• [Exercise input]

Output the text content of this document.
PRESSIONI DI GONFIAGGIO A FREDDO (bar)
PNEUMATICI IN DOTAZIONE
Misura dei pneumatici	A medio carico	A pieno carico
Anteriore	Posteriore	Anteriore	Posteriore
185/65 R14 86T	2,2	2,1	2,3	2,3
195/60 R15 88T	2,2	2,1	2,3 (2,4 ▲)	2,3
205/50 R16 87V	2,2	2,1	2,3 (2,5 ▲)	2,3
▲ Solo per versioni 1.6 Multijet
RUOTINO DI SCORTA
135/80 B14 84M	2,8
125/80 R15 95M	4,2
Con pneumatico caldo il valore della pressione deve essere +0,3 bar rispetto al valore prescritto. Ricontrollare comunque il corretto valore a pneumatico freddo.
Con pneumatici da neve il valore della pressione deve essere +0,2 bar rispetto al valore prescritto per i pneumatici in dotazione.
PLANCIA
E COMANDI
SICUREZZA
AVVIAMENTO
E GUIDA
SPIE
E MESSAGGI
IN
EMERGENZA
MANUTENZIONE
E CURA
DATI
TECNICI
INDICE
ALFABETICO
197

• [What the task asks] Output all of the material exactly as written.

• [Result of the task]
Output the text content of this document.
PRESSIONI DI GONFIAGGIO A FREDDO (bar)
PNEUMATICI IN DOTAZIONE
Misura dei pneumatici	A medio carico	A pieno carico
Anteriore	Posteriore	Anteriore	Posteriore
185/65 R14 86T	2,2	2,1	2,3	2,3
195/60 R15 88T	2,2	2,1	2,3 (2,4 ▲)	2,3
205/50 R16 87V	2,2	2,1	2,3 (2,5 ▲)	2,3
▲ Solo per versioni 1.6 Multijet
RUOTINO DI SCORTA
135/80 B14 84M	2,8
125/80 R15 95M	4,2
Con pneumatico caldo il valore della pressione deve essere +0,3 bar rispetto al valore prescritto. Ricontrollare comunque il corretto valore a pneumatico freddo.
Con pneumatici da neve il valore della pressione deve essere +0,2 bar rispetto al valore prescritto per i pneumatici in dotazione.
PLANCIA
E COMANDI
SICUREZZA
AVVIAMENTO
E GUIDA
SPIE
E MESSAGGI
IN
EMERGENZA
MANUTENZIONE
E CURA
DATI
TECNICI
INDICE
ALFABETICO
197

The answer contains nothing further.